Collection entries
####

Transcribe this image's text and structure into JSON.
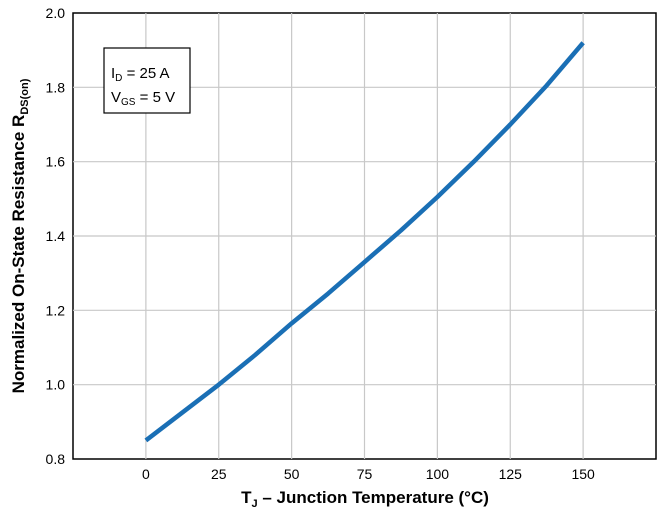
{
  "chart_data": {
    "type": "line",
    "xlabel_main": "T",
    "xlabel_sub": "J",
    "xlabel_rest": " – Junction Temperature (°C)",
    "ylabel_main": "Normalized On-State Resistance R",
    "ylabel_sub": "DS(on)",
    "xlim": [
      -25,
      175
    ],
    "ylim": [
      0.8,
      2.0
    ],
    "x_ticks": [
      "0",
      "25",
      "50",
      "75",
      "100",
      "125",
      "150"
    ],
    "x_tick_values": [
      0,
      25,
      50,
      75,
      100,
      125,
      150
    ],
    "y_ticks": [
      "0.8",
      "1.0",
      "1.2",
      "1.4",
      "1.6",
      "1.8",
      "2.0"
    ],
    "y_tick_values": [
      0.8,
      1.0,
      1.2,
      1.4,
      1.6,
      1.8,
      2.0
    ],
    "grid": true,
    "series": [
      {
        "color": "#1a6fb5",
        "x": [
          0,
          12.5,
          25,
          37.5,
          50,
          62.5,
          75,
          87.5,
          100,
          112.5,
          125,
          137.5,
          150
        ],
        "y": [
          0.85,
          0.925,
          1.0,
          1.08,
          1.165,
          1.245,
          1.33,
          1.415,
          1.505,
          1.6,
          1.7,
          1.805,
          1.92
        ]
      }
    ],
    "annotation": {
      "line1_main": "I",
      "line1_sub": "D",
      "line1_rest": " = 25 A",
      "line2_main": "V",
      "line2_sub": "GS",
      "line2_rest": " = 5 V"
    }
  }
}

####

INSTRUCTION
Repeat each entry precisely as it appears. Leave the pictures out.

REPLY TO THE EXERCISE
Transcribe this image's text and structure into JSON.
{
  "chart_data": {
    "type": "line",
    "xlabel_main": "T",
    "xlabel_sub": "J",
    "xlabel_rest": " – Junction Temperature (°C)",
    "ylabel_main": "Normalized On-State Resistance R",
    "ylabel_sub": "DS(on)",
    "xlim": [
      -25,
      175
    ],
    "ylim": [
      0.8,
      2.0
    ],
    "x_ticks": [
      "0",
      "25",
      "50",
      "75",
      "100",
      "125",
      "150"
    ],
    "x_tick_values": [
      0,
      25,
      50,
      75,
      100,
      125,
      150
    ],
    "y_ticks": [
      "0.8",
      "1.0",
      "1.2",
      "1.4",
      "1.6",
      "1.8",
      "2.0"
    ],
    "y_tick_values": [
      0.8,
      1.0,
      1.2,
      1.4,
      1.6,
      1.8,
      2.0
    ],
    "grid": true,
    "series": [
      {
        "color": "#1a6fb5",
        "x": [
          0,
          12.5,
          25,
          37.5,
          50,
          62.5,
          75,
          87.5,
          100,
          112.5,
          125,
          137.5,
          150
        ],
        "y": [
          0.85,
          0.925,
          1.0,
          1.08,
          1.165,
          1.245,
          1.33,
          1.415,
          1.505,
          1.6,
          1.7,
          1.805,
          1.92
        ]
      }
    ],
    "annotation": {
      "line1_main": "I",
      "line1_sub": "D",
      "line1_rest": " = 25 A",
      "line2_main": "V",
      "line2_sub": "GS",
      "line2_rest": " = 5 V"
    }
  }
}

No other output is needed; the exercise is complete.